──────── ROWS ────────

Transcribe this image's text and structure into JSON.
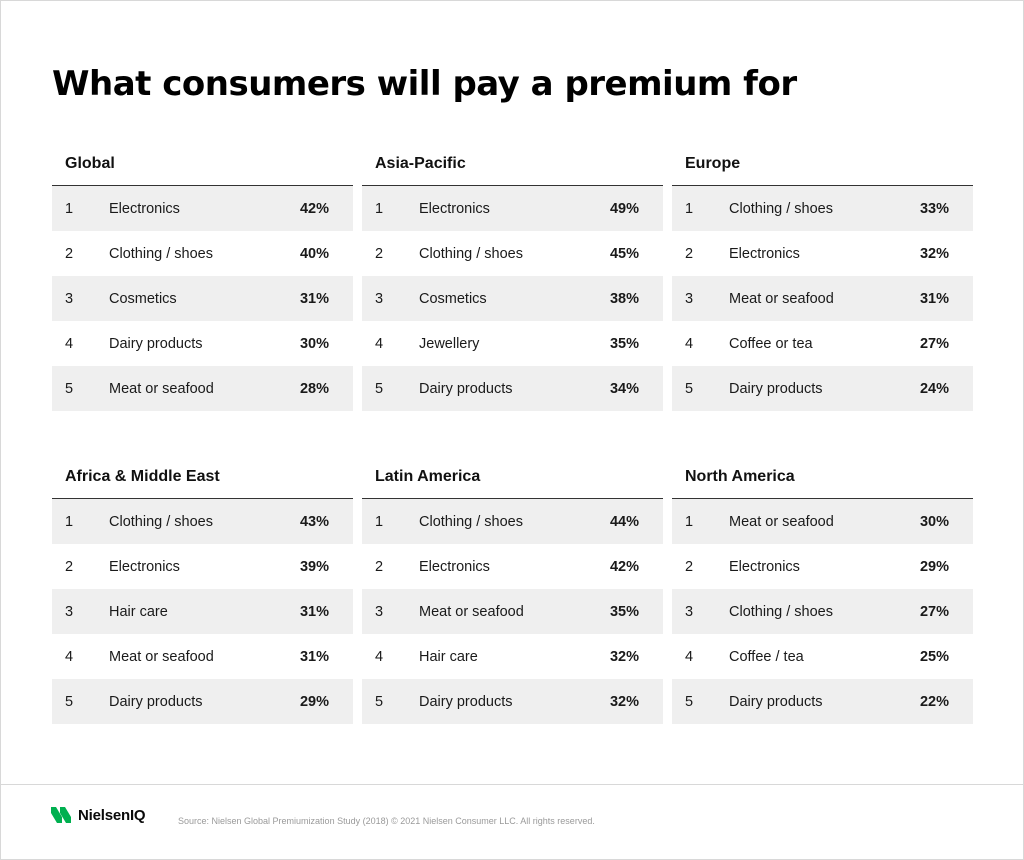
{
  "title": "What consumers will pay a premium for",
  "regions": [
    {
      "name": "Global",
      "rows": [
        {
          "rank": "1",
          "item": "Electronics",
          "pct": "42%"
        },
        {
          "rank": "2",
          "item": "Clothing / shoes",
          "pct": "40%"
        },
        {
          "rank": "3",
          "item": "Cosmetics",
          "pct": "31%"
        },
        {
          "rank": "4",
          "item": "Dairy products",
          "pct": "30%"
        },
        {
          "rank": "5",
          "item": "Meat or seafood",
          "pct": "28%"
        }
      ]
    },
    {
      "name": "Asia-Pacific",
      "rows": [
        {
          "rank": "1",
          "item": "Electronics",
          "pct": "49%"
        },
        {
          "rank": "2",
          "item": "Clothing / shoes",
          "pct": "45%"
        },
        {
          "rank": "3",
          "item": "Cosmetics",
          "pct": "38%"
        },
        {
          "rank": "4",
          "item": "Jewellery",
          "pct": "35%"
        },
        {
          "rank": "5",
          "item": "Dairy products",
          "pct": "34%"
        }
      ]
    },
    {
      "name": "Europe",
      "rows": [
        {
          "rank": "1",
          "item": "Clothing / shoes",
          "pct": "33%"
        },
        {
          "rank": "2",
          "item": "Electronics",
          "pct": "32%"
        },
        {
          "rank": "3",
          "item": "Meat or seafood",
          "pct": "31%"
        },
        {
          "rank": "4",
          "item": "Coffee or tea",
          "pct": "27%"
        },
        {
          "rank": "5",
          "item": "Dairy products",
          "pct": "24%"
        }
      ]
    },
    {
      "name": "Africa & Middle East",
      "rows": [
        {
          "rank": "1",
          "item": "Clothing / shoes",
          "pct": "43%"
        },
        {
          "rank": "2",
          "item": "Electronics",
          "pct": "39%"
        },
        {
          "rank": "3",
          "item": "Hair care",
          "pct": "31%"
        },
        {
          "rank": "4",
          "item": "Meat or seafood",
          "pct": "31%"
        },
        {
          "rank": "5",
          "item": "Dairy products",
          "pct": "29%"
        }
      ]
    },
    {
      "name": "Latin America",
      "rows": [
        {
          "rank": "1",
          "item": "Clothing / shoes",
          "pct": "44%"
        },
        {
          "rank": "2",
          "item": "Electronics",
          "pct": "42%"
        },
        {
          "rank": "3",
          "item": "Meat or seafood",
          "pct": "35%"
        },
        {
          "rank": "4",
          "item": "Hair care",
          "pct": "32%"
        },
        {
          "rank": "5",
          "item": "Dairy products",
          "pct": "32%"
        }
      ]
    },
    {
      "name": "North America",
      "rows": [
        {
          "rank": "1",
          "item": "Meat or seafood",
          "pct": "30%"
        },
        {
          "rank": "2",
          "item": "Electronics",
          "pct": "29%"
        },
        {
          "rank": "3",
          "item": "Clothing / shoes",
          "pct": "27%"
        },
        {
          "rank": "4",
          "item": "Coffee / tea",
          "pct": "25%"
        },
        {
          "rank": "5",
          "item": "Dairy products",
          "pct": "22%"
        }
      ]
    }
  ],
  "footer": {
    "logo_text": "NielsenIQ",
    "logo_icon": "nielseniq-logo-icon",
    "brand_color": "#00b050",
    "source": "Source: Nielsen Global Premiumization Study (2018) © 2021 Nielsen Consumer LLC. All rights reserved."
  }
}
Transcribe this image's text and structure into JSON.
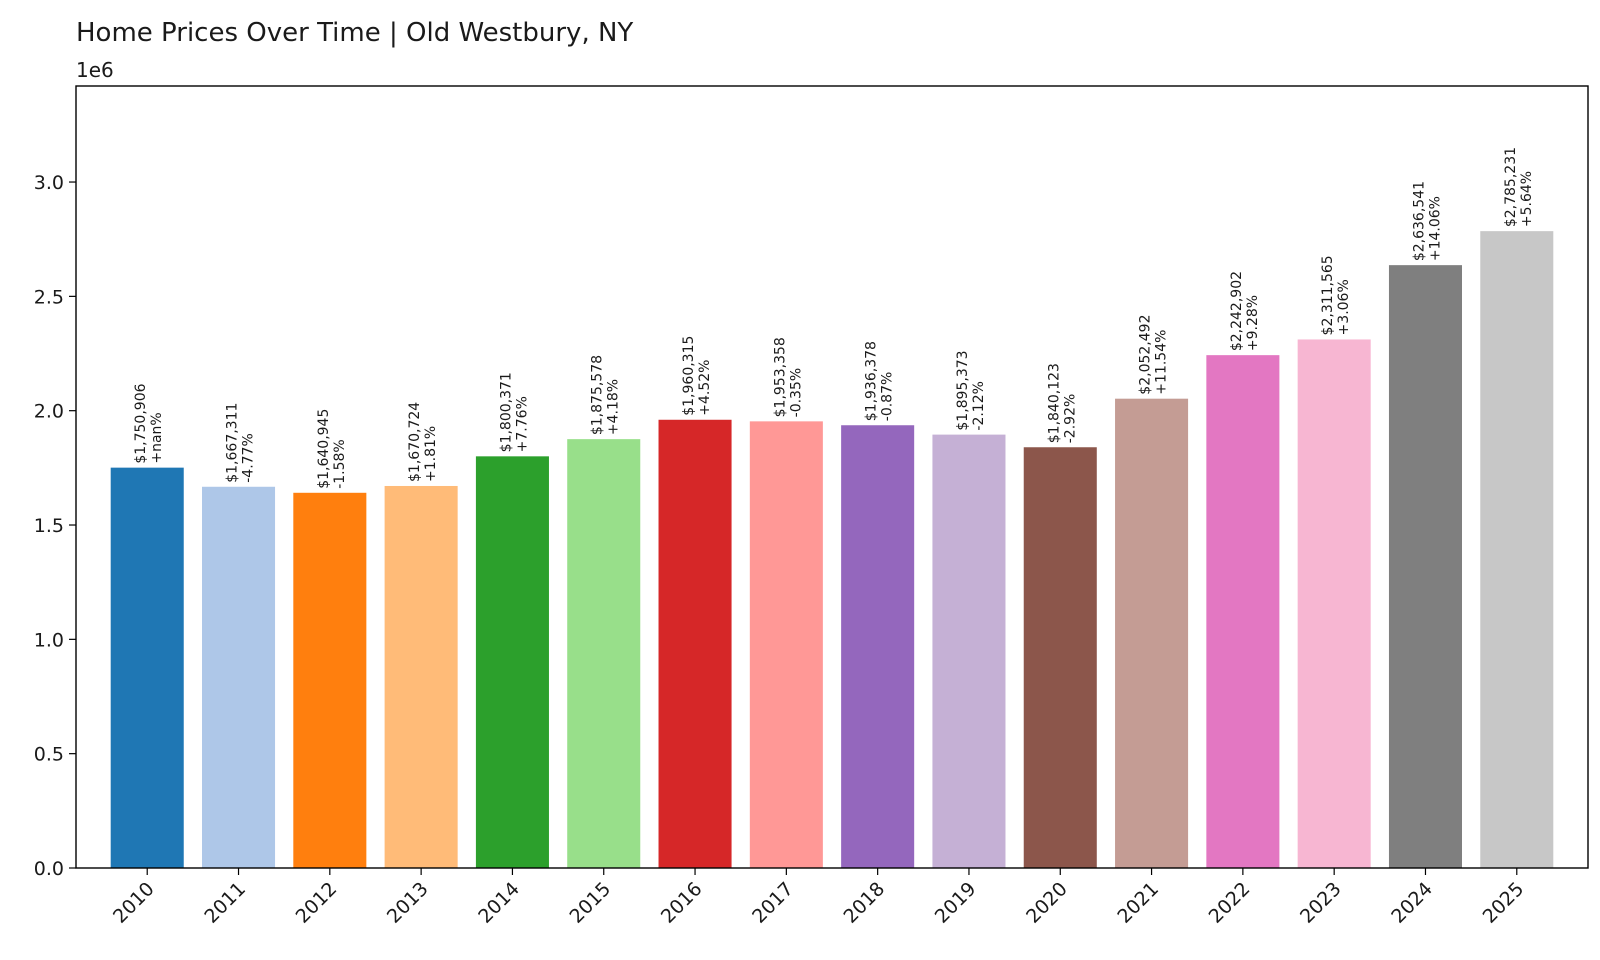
{
  "chart_data": {
    "type": "bar",
    "title": "Home Prices Over Time | Old Westbury, NY",
    "offset_label": "1e6",
    "xlabel": "",
    "ylabel": "",
    "ylim": [
      0,
      3.42
    ],
    "yticks": [
      "0.0",
      "0.5",
      "1.0",
      "1.5",
      "2.0",
      "2.5",
      "3.0"
    ],
    "grid": false,
    "categories": [
      "2010",
      "2011",
      "2012",
      "2013",
      "2014",
      "2015",
      "2016",
      "2017",
      "2018",
      "2019",
      "2020",
      "2021",
      "2022",
      "2023",
      "2024",
      "2025"
    ],
    "values": [
      1750906,
      1667311,
      1640945,
      1670724,
      1800371,
      1875578,
      1960315,
      1953358,
      1936378,
      1895373,
      1840123,
      2052492,
      2242902,
      2311565,
      2636541,
      2785231
    ],
    "price_labels": [
      "$1,750,906",
      "$1,667,311",
      "$1,640,945",
      "$1,670,724",
      "$1,800,371",
      "$1,875,578",
      "$1,960,315",
      "$1,953,358",
      "$1,936,378",
      "$1,895,373",
      "$1,840,123",
      "$2,052,492",
      "$2,242,902",
      "$2,311,565",
      "$2,636,541",
      "$2,785,231"
    ],
    "change_labels": [
      "+nan%",
      "-4.77%",
      "-1.58%",
      "+1.81%",
      "+7.76%",
      "+4.18%",
      "+4.52%",
      "-0.35%",
      "-0.87%",
      "-2.12%",
      "-2.92%",
      "+11.54%",
      "+9.28%",
      "+3.06%",
      "+14.06%",
      "+5.64%"
    ],
    "colors": [
      "#1f77b4",
      "#aec7e8",
      "#ff7f0e",
      "#ffbb78",
      "#2ca02c",
      "#98df8a",
      "#d62728",
      "#ff9896",
      "#9467bd",
      "#c5b0d5",
      "#8c564b",
      "#c49c94",
      "#e377c2",
      "#f7b6d2",
      "#7f7f7f",
      "#c7c7c7"
    ]
  }
}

────────

### SHORT EXERCISE
Transcribe all of the entries word for word, but skip any pictures they contain.

### WRITTEN SOLUTION
Transcribe this image's text and structure into JSON.
{
  "title": "What consumers will pay a premium for",
  "regions": [
    {
      "name": "Global",
      "rows": [
        {
          "rank": "1",
          "item": "Electronics",
          "pct": "42%"
        },
        {
          "rank": "2",
          "item": "Clothing / shoes",
          "pct": "40%"
        },
        {
          "rank": "3",
          "item": "Cosmetics",
          "pct": "31%"
        },
        {
          "rank": "4",
          "item": "Dairy products",
          "pct": "30%"
        },
        {
          "rank": "5",
          "item": "Meat or seafood",
          "pct": "28%"
        }
      ]
    },
    {
      "name": "Asia-Pacific",
      "rows": [
        {
          "rank": "1",
          "item": "Electronics",
          "pct": "49%"
        },
        {
          "rank": "2",
          "item": "Clothing / shoes",
          "pct": "45%"
        },
        {
          "rank": "3",
          "item": "Cosmetics",
          "pct": "38%"
        },
        {
          "rank": "4",
          "item": "Jewellery",
          "pct": "35%"
        },
        {
          "rank": "5",
          "item": "Dairy products",
          "pct": "34%"
        }
      ]
    },
    {
      "name": "Europe",
      "rows": [
        {
          "rank": "1",
          "item": "Clothing / shoes",
          "pct": "33%"
        },
        {
          "rank": "2",
          "item": "Electronics",
          "pct": "32%"
        },
        {
          "rank": "3",
          "item": "Meat or seafood",
          "pct": "31%"
        },
        {
          "rank": "4",
          "item": "Coffee or tea",
          "pct": "27%"
        },
        {
          "rank": "5",
          "item": "Dairy products",
          "pct": "24%"
        }
      ]
    },
    {
      "name": "Africa & Middle East",
      "rows": [
        {
          "rank": "1",
          "item": "Clothing / shoes",
          "pct": "43%"
        },
        {
          "rank": "2",
          "item": "Electronics",
          "pct": "39%"
        },
        {
          "rank": "3",
          "item": "Hair care",
          "pct": "31%"
        },
        {
          "rank": "4",
          "item": "Meat or seafood",
          "pct": "31%"
        },
        {
          "rank": "5",
          "item": "Dairy products",
          "pct": "29%"
        }
      ]
    },
    {
      "name": "Latin America",
      "rows": [
        {
          "rank": "1",
          "item": "Clothing / shoes",
          "pct": "44%"
        },
        {
          "rank": "2",
          "item": "Electronics",
          "pct": "42%"
        },
        {
          "rank": "3",
          "item": "Meat or seafood",
          "pct": "35%"
        },
        {
          "rank": "4",
          "item": "Hair care",
          "pct": "32%"
        },
        {
          "rank": "5",
          "item": "Dairy products",
          "pct": "32%"
        }
      ]
    },
    {
      "name": "North America",
      "rows": [
        {
          "rank": "1",
          "item": "Meat or seafood",
          "pct": "30%"
        },
        {
          "rank": "2",
          "item": "Electronics",
          "pct": "29%"
        },
        {
          "rank": "3",
          "item": "Clothing / shoes",
          "pct": "27%"
        },
        {
          "rank": "4",
          "item": "Coffee / tea",
          "pct": "25%"
        },
        {
          "rank": "5",
          "item": "Dairy products",
          "pct": "22%"
        }
      ]
    }
  ],
  "footer": {
    "logo_text": "NielsenIQ",
    "logo_icon": "nielseniq-logo-icon",
    "brand_color": "#00b050",
    "source": "Source: Nielsen Global Premiumization Study (2018) © 2021 Nielsen Consumer LLC. All rights reserved."
  }
}
Transcribe this image's text and structure into JSON.
{
  "chart_data": {
    "type": "bar",
    "title": "Home Prices Over Time | Old Westbury, NY",
    "offset_label": "1e6",
    "xlabel": "",
    "ylabel": "",
    "ylim": [
      0,
      3.42
    ],
    "yticks": [
      "0.0",
      "0.5",
      "1.0",
      "1.5",
      "2.0",
      "2.5",
      "3.0"
    ],
    "grid": false,
    "categories": [
      "2010",
      "2011",
      "2012",
      "2013",
      "2014",
      "2015",
      "2016",
      "2017",
      "2018",
      "2019",
      "2020",
      "2021",
      "2022",
      "2023",
      "2024",
      "2025"
    ],
    "values": [
      1750906,
      1667311,
      1640945,
      1670724,
      1800371,
      1875578,
      1960315,
      1953358,
      1936378,
      1895373,
      1840123,
      2052492,
      2242902,
      2311565,
      2636541,
      2785231
    ],
    "price_labels": [
      "$1,750,906",
      "$1,667,311",
      "$1,640,945",
      "$1,670,724",
      "$1,800,371",
      "$1,875,578",
      "$1,960,315",
      "$1,953,358",
      "$1,936,378",
      "$1,895,373",
      "$1,840,123",
      "$2,052,492",
      "$2,242,902",
      "$2,311,565",
      "$2,636,541",
      "$2,785,231"
    ],
    "change_labels": [
      "+nan%",
      "-4.77%",
      "-1.58%",
      "+1.81%",
      "+7.76%",
      "+4.18%",
      "+4.52%",
      "-0.35%",
      "-0.87%",
      "-2.12%",
      "-2.92%",
      "+11.54%",
      "+9.28%",
      "+3.06%",
      "+14.06%",
      "+5.64%"
    ],
    "colors": [
      "#1f77b4",
      "#aec7e8",
      "#ff7f0e",
      "#ffbb78",
      "#2ca02c",
      "#98df8a",
      "#d62728",
      "#ff9896",
      "#9467bd",
      "#c5b0d5",
      "#8c564b",
      "#c49c94",
      "#e377c2",
      "#f7b6d2",
      "#7f7f7f",
      "#c7c7c7"
    ]
  }
}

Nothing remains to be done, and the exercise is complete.